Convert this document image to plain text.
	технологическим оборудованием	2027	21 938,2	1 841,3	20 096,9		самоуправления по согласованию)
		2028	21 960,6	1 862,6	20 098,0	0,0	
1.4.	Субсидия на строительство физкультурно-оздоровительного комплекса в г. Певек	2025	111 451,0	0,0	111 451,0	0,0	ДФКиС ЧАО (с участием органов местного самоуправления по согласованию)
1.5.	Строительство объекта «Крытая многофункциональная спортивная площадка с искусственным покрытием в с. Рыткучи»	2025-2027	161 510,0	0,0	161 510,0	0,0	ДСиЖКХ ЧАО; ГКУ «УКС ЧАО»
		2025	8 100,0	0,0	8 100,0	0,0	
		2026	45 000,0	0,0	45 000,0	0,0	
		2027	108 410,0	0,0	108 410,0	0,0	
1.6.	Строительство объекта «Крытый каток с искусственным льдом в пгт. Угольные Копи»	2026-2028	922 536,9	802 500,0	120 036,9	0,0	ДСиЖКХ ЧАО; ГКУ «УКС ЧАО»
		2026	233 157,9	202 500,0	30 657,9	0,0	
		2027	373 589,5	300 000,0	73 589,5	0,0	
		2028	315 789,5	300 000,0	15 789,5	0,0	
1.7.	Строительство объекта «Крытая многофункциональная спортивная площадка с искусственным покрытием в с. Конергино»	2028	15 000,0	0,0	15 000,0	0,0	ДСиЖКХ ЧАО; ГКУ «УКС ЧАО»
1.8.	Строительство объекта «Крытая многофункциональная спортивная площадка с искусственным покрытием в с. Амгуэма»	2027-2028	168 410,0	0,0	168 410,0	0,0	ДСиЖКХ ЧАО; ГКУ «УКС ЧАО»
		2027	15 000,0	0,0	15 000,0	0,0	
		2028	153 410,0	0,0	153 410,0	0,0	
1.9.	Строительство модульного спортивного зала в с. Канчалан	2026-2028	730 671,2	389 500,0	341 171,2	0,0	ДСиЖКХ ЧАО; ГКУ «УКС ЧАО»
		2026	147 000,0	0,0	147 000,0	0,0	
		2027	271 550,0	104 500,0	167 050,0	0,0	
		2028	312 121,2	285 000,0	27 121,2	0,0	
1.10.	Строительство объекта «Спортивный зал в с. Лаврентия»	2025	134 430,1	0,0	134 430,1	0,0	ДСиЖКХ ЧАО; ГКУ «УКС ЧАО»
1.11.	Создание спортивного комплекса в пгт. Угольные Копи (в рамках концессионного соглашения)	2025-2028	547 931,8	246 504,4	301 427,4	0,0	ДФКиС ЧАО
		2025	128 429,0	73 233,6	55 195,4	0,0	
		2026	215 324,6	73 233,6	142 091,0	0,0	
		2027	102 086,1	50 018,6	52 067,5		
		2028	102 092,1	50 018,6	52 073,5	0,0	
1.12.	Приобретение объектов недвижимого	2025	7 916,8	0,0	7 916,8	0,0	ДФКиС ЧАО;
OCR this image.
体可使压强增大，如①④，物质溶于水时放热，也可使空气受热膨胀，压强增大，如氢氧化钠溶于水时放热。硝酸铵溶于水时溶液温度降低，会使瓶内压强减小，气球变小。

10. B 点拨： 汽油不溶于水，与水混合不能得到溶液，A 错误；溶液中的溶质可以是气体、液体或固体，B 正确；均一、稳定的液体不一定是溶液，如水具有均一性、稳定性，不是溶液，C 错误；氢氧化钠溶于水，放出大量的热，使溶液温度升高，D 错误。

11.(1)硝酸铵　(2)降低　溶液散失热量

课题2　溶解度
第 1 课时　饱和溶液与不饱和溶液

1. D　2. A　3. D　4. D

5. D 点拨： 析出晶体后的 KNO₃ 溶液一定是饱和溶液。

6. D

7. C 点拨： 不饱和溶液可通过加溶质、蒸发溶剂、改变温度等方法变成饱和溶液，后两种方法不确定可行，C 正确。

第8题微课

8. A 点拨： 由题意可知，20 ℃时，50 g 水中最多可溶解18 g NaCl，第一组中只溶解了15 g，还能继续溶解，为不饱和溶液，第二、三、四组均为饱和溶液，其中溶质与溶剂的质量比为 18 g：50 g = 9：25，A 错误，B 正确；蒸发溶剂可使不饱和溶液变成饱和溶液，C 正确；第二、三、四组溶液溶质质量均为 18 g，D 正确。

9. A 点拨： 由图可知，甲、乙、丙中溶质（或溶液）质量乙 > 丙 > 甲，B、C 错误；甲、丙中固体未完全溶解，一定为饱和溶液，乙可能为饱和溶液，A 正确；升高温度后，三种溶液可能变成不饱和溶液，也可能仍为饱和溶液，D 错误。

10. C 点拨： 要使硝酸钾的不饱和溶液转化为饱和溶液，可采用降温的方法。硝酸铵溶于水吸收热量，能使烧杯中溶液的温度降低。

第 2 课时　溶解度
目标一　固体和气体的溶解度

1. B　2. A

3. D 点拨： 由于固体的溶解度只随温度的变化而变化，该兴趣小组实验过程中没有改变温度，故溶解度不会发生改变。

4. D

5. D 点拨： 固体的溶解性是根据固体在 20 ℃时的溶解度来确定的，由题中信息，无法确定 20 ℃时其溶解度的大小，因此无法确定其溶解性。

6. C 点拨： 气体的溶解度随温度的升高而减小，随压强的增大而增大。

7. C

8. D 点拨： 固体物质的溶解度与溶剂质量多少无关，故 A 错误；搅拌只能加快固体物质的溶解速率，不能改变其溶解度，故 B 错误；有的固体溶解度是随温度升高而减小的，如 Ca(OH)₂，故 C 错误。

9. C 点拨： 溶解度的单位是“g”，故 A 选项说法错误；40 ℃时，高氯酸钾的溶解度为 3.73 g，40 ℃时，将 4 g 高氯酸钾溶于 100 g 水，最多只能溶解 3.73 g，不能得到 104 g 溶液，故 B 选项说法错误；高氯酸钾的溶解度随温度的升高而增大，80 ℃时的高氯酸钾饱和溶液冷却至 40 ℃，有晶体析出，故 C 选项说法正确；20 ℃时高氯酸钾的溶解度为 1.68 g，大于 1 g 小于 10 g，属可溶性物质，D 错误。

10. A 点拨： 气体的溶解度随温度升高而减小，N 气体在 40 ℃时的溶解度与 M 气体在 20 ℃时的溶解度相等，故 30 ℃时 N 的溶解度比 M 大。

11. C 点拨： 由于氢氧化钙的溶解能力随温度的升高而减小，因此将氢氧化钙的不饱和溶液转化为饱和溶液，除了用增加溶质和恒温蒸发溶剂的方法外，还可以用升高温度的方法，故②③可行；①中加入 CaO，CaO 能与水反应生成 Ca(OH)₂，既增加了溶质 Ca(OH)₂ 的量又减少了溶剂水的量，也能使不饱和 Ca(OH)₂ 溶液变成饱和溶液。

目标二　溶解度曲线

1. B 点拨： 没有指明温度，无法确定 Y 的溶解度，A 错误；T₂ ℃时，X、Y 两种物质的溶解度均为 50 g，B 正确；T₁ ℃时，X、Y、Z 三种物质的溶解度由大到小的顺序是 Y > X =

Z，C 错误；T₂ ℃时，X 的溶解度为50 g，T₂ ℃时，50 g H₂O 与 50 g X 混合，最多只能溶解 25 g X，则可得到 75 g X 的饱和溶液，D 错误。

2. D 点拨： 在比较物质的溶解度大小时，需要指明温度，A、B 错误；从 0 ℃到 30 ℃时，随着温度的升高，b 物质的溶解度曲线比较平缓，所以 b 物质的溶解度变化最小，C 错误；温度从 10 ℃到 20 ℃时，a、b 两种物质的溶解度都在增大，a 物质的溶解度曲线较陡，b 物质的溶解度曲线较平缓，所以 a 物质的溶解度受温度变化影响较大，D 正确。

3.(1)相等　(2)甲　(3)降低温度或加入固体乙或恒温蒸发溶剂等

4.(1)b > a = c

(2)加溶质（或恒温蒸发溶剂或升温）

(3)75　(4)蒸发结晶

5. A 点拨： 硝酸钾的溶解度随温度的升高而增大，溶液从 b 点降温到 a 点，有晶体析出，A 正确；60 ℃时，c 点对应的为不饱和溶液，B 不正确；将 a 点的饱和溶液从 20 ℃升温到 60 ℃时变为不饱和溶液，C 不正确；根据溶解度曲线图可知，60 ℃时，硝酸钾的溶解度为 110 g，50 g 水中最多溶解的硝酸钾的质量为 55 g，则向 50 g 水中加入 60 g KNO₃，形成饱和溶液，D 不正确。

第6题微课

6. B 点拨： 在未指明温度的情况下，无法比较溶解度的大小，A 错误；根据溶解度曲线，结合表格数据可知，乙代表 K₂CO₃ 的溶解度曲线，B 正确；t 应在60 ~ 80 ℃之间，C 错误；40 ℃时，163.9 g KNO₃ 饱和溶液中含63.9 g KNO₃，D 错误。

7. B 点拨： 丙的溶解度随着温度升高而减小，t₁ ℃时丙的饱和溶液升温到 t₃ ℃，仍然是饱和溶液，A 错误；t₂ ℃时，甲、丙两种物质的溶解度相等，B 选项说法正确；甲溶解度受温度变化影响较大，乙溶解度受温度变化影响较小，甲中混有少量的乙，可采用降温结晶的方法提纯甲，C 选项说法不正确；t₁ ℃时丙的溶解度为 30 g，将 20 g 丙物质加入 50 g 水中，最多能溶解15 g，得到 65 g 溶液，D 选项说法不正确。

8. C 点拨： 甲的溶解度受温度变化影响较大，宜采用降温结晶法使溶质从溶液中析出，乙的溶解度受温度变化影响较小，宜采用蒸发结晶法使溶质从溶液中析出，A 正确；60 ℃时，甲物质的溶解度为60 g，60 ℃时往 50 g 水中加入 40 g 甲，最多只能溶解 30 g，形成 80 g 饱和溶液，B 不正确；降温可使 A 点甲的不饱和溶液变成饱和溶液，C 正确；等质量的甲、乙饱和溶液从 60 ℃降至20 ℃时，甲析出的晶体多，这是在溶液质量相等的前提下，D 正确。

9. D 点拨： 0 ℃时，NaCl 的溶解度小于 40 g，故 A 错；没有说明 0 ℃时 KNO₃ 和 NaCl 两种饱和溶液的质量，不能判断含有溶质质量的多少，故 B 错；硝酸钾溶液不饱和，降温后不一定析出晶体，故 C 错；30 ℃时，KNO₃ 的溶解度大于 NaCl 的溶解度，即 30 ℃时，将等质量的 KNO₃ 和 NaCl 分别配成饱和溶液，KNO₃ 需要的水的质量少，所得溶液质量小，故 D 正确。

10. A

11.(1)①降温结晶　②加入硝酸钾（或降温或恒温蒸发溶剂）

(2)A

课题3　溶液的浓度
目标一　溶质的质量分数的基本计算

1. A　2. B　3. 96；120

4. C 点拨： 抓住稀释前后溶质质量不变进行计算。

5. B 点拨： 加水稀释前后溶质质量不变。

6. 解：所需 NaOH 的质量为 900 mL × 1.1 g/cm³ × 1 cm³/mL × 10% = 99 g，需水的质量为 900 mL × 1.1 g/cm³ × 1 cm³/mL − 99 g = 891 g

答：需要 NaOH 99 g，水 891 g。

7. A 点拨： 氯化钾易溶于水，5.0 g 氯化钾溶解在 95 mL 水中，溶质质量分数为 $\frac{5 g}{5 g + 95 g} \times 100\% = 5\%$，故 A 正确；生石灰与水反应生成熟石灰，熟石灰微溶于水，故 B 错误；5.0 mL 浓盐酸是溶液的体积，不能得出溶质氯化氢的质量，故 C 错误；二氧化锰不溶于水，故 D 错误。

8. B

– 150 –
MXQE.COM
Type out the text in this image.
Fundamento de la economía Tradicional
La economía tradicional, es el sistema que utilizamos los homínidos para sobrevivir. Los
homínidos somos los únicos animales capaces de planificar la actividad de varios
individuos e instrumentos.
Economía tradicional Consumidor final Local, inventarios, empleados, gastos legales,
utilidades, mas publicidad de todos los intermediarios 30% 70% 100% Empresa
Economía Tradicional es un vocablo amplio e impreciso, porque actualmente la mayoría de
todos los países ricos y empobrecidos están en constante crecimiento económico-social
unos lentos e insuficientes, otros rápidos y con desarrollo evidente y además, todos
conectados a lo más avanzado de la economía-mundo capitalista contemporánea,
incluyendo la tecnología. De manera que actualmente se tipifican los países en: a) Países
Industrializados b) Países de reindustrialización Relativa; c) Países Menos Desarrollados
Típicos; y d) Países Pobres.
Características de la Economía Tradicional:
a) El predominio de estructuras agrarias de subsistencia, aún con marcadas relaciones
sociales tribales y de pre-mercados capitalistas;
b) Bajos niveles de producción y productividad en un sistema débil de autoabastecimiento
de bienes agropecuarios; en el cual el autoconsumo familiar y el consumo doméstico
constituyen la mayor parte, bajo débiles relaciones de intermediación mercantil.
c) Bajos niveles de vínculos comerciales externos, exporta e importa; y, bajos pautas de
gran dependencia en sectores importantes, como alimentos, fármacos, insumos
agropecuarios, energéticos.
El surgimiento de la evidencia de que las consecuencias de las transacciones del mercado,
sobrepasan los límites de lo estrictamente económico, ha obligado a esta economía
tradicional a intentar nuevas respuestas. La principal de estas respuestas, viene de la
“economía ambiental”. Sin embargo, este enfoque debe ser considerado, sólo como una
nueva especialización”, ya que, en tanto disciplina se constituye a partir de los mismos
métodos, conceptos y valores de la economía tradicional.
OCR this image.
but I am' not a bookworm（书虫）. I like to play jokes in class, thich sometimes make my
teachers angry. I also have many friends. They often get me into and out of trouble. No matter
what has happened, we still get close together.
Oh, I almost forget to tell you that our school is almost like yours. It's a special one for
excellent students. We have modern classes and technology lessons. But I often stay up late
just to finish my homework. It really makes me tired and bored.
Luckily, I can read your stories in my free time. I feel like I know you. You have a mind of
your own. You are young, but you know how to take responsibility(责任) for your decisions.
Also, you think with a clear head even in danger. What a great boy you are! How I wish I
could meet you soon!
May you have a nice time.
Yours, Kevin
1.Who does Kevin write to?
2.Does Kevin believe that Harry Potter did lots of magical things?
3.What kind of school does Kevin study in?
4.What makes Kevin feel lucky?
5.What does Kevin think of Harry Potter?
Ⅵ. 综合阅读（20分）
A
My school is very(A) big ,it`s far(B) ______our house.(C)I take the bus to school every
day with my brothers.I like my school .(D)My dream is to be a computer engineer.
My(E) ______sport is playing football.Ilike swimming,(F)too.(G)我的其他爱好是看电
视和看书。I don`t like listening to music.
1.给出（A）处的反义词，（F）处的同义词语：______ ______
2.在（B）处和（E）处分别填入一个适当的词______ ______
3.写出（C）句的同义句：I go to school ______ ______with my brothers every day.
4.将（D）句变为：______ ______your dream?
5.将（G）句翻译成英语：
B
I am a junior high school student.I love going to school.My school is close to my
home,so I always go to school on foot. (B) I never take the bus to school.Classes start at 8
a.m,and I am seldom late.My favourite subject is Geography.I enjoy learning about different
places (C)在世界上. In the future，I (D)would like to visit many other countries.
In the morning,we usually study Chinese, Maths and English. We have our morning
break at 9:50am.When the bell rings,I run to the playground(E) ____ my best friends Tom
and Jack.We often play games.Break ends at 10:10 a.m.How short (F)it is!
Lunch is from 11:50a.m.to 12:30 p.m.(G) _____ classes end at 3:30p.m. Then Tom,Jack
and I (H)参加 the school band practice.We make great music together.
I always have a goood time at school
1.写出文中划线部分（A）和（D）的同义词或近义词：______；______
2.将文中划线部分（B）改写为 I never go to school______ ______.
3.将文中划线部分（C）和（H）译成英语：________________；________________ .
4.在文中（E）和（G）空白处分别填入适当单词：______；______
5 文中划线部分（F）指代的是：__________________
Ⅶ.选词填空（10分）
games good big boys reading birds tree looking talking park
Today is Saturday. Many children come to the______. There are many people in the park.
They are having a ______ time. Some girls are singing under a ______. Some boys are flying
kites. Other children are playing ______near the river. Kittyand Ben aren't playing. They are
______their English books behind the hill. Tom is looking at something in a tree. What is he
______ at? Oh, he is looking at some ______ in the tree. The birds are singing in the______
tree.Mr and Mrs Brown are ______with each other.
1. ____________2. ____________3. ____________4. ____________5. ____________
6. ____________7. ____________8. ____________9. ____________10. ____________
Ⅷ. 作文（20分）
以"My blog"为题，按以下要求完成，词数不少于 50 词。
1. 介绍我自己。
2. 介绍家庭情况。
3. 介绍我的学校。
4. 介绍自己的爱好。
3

- _THE PROBLEM_
From the listing above, copy every line that includes the word "singing".

- _RESULT OF THIS EXERCISE_
They are having a ______ time. Some girls are singing under a ______. Some boys are flying
______ at? Oh, he is looking at some ______ in the tree. The birds are singing in the______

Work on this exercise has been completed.